WHAT IS NEEDED
Report how many lines below contain the word "CEFR". Give only the number.

EXERCISE INPUT
▼

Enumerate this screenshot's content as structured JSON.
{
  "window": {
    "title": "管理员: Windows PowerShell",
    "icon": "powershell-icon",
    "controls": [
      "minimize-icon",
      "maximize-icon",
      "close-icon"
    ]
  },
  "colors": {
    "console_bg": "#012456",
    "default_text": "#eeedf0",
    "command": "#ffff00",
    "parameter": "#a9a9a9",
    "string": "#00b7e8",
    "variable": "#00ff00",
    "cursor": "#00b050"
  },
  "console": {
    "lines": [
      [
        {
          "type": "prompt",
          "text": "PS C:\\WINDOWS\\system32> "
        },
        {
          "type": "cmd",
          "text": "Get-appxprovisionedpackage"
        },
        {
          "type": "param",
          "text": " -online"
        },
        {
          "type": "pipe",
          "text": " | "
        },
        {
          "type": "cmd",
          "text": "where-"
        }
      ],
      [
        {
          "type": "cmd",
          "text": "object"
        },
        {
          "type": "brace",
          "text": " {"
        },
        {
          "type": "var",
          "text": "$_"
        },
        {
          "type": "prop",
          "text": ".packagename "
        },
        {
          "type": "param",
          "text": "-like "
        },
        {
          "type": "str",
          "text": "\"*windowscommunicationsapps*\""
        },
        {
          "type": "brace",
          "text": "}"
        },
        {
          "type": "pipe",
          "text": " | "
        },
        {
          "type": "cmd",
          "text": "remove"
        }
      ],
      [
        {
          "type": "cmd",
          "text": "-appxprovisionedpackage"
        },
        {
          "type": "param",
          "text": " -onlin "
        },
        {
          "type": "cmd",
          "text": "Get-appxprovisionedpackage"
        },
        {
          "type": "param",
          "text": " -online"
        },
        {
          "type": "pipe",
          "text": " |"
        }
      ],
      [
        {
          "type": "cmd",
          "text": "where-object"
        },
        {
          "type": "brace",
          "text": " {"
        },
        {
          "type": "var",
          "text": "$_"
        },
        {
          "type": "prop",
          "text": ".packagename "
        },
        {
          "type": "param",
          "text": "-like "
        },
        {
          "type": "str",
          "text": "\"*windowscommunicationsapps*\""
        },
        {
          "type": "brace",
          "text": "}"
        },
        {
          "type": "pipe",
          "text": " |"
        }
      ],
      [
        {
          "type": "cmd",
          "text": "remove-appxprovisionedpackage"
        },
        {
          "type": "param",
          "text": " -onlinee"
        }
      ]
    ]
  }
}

▲
▼

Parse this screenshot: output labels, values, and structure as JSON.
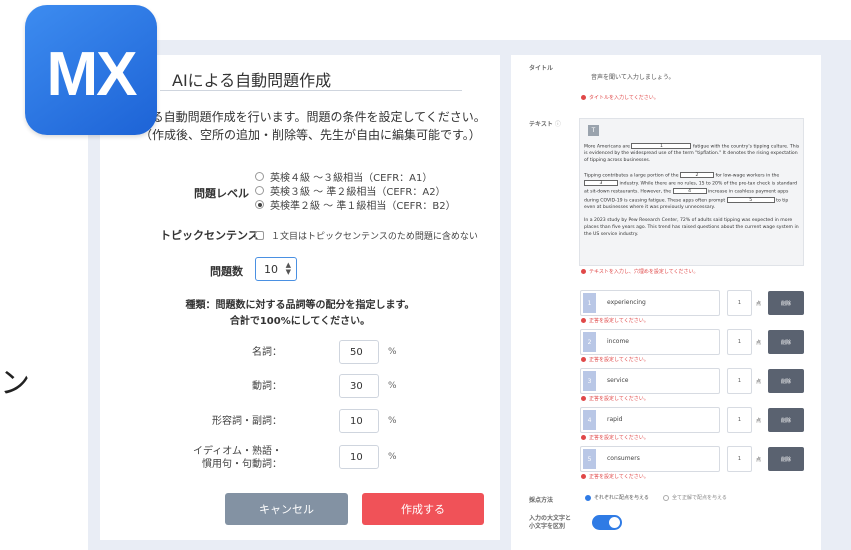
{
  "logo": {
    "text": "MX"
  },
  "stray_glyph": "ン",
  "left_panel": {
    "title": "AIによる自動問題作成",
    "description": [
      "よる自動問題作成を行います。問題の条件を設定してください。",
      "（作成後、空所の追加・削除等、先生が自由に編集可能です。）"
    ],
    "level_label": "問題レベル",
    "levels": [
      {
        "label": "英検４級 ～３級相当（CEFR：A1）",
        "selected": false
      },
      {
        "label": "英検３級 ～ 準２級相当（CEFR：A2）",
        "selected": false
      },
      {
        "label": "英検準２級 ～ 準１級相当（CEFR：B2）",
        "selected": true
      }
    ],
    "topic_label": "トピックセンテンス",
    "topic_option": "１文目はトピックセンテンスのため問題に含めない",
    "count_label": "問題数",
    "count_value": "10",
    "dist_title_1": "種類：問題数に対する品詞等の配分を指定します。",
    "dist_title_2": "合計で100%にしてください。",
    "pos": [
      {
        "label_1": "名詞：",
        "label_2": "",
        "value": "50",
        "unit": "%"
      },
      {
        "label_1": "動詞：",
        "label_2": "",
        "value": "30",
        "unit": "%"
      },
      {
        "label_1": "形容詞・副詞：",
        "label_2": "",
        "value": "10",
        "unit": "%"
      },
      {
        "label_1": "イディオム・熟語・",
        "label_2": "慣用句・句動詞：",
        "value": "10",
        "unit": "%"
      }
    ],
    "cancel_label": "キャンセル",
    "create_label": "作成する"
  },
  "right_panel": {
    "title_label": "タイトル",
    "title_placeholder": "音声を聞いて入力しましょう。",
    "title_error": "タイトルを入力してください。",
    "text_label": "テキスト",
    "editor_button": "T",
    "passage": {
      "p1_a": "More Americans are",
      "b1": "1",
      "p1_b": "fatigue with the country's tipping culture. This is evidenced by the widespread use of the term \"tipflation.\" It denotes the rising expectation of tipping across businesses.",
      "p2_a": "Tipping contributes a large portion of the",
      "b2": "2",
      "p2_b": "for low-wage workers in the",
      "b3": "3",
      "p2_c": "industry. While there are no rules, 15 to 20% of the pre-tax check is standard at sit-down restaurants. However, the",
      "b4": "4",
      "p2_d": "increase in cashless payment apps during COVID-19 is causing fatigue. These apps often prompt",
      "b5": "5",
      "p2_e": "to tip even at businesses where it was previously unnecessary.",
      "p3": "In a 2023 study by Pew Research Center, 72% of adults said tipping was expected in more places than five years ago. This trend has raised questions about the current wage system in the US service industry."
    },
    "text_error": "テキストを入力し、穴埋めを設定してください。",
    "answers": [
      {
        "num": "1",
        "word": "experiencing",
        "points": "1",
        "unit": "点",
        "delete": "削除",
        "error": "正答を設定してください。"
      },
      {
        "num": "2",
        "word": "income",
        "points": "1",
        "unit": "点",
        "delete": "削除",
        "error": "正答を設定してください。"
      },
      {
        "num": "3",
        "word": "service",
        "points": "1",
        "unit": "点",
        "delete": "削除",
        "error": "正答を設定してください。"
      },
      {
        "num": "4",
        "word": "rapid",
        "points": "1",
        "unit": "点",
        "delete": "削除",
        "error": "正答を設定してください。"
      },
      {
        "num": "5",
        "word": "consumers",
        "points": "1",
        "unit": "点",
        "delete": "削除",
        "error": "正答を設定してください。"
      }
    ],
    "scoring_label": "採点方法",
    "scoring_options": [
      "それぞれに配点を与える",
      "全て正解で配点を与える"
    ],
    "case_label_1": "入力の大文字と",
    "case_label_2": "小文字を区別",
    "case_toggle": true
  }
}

▲

WRITTEN RESPONSE
3